--- Begin Data to process ---

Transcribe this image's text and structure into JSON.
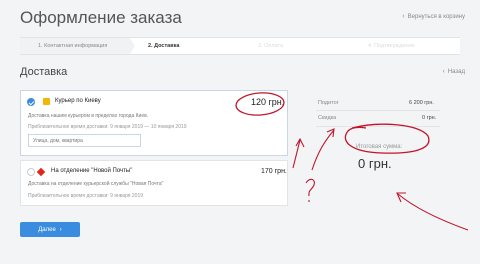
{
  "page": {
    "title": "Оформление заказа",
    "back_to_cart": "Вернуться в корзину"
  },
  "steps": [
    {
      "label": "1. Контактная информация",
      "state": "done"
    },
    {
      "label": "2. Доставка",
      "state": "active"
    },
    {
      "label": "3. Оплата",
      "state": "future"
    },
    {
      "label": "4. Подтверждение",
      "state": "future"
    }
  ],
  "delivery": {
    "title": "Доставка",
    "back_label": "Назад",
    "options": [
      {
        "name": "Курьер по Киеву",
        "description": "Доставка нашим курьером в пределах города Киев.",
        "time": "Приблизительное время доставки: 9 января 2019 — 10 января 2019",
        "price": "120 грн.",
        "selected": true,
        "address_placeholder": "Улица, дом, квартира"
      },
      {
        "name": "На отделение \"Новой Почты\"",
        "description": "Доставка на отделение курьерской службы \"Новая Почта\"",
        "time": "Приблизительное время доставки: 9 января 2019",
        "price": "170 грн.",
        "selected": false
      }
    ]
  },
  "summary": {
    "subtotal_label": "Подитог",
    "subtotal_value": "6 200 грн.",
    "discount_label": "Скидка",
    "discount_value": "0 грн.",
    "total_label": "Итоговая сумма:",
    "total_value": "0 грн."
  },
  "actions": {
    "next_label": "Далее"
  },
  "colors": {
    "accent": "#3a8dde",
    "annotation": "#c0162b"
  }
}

--- End Data to process ---

#### Instruction:
Look through the data above. Find each line with the string "time" and copy it.

#### Correct output:
        "time": "Приблизительное время доставки: 9 января 2019 — 10 января 2019",
        "time": "Приблизительное время доставки: 9 января 2019",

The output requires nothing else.